-- START Data section --
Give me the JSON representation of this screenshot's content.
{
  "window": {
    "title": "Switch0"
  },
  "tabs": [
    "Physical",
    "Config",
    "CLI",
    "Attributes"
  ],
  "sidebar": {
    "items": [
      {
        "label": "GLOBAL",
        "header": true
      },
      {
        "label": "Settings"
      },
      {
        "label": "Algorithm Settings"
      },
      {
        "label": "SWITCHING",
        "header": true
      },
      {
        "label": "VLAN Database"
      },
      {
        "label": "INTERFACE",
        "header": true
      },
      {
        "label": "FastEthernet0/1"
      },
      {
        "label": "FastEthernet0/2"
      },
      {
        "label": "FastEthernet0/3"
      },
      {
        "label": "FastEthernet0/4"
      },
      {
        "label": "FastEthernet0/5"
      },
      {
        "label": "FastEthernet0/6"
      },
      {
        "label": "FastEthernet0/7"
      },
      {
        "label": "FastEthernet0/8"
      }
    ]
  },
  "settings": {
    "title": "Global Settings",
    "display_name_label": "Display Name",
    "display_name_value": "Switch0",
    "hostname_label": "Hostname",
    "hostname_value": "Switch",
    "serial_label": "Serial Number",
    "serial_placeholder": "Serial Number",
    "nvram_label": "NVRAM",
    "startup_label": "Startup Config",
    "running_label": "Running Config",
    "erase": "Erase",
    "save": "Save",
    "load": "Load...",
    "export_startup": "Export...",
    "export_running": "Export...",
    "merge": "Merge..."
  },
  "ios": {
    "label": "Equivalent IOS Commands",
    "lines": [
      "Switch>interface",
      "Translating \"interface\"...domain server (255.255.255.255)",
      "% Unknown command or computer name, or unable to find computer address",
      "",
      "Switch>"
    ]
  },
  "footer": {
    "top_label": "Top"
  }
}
-- END Data section --
**Task goal**: Retype every record above exactly as it appears.

**Full output**:
Give me the JSON representation of this screenshot's content.
{
  "window": {
    "title": "Switch0"
  },
  "tabs": [
    "Physical",
    "Config",
    "CLI",
    "Attributes"
  ],
  "sidebar": {
    "items": [
      {
        "label": "GLOBAL",
        "header": true
      },
      {
        "label": "Settings"
      },
      {
        "label": "Algorithm Settings"
      },
      {
        "label": "SWITCHING",
        "header": true
      },
      {
        "label": "VLAN Database"
      },
      {
        "label": "INTERFACE",
        "header": true
      },
      {
        "label": "FastEthernet0/1"
      },
      {
        "label": "FastEthernet0/2"
      },
      {
        "label": "FastEthernet0/3"
      },
      {
        "label": "FastEthernet0/4"
      },
      {
        "label": "FastEthernet0/5"
      },
      {
        "label": "FastEthernet0/6"
      },
      {
        "label": "FastEthernet0/7"
      },
      {
        "label": "FastEthernet0/8"
      }
    ]
  },
  "settings": {
    "title": "Global Settings",
    "display_name_label": "Display Name",
    "display_name_value": "Switch0",
    "hostname_label": "Hostname",
    "hostname_value": "Switch",
    "serial_label": "Serial Number",
    "serial_placeholder": "Serial Number",
    "nvram_label": "NVRAM",
    "startup_label": "Startup Config",
    "running_label": "Running Config",
    "erase": "Erase",
    "save": "Save",
    "load": "Load...",
    "export_startup": "Export...",
    "export_running": "Export...",
    "merge": "Merge..."
  },
  "ios": {
    "label": "Equivalent IOS Commands",
    "lines": [
      "Switch>interface",
      "Translating \"interface\"...domain server (255.255.255.255)",
      "% Unknown command or computer name, or unable to find computer address",
      "",
      "Switch>"
    ]
  },
  "footer": {
    "top_label": "Top"
  }
}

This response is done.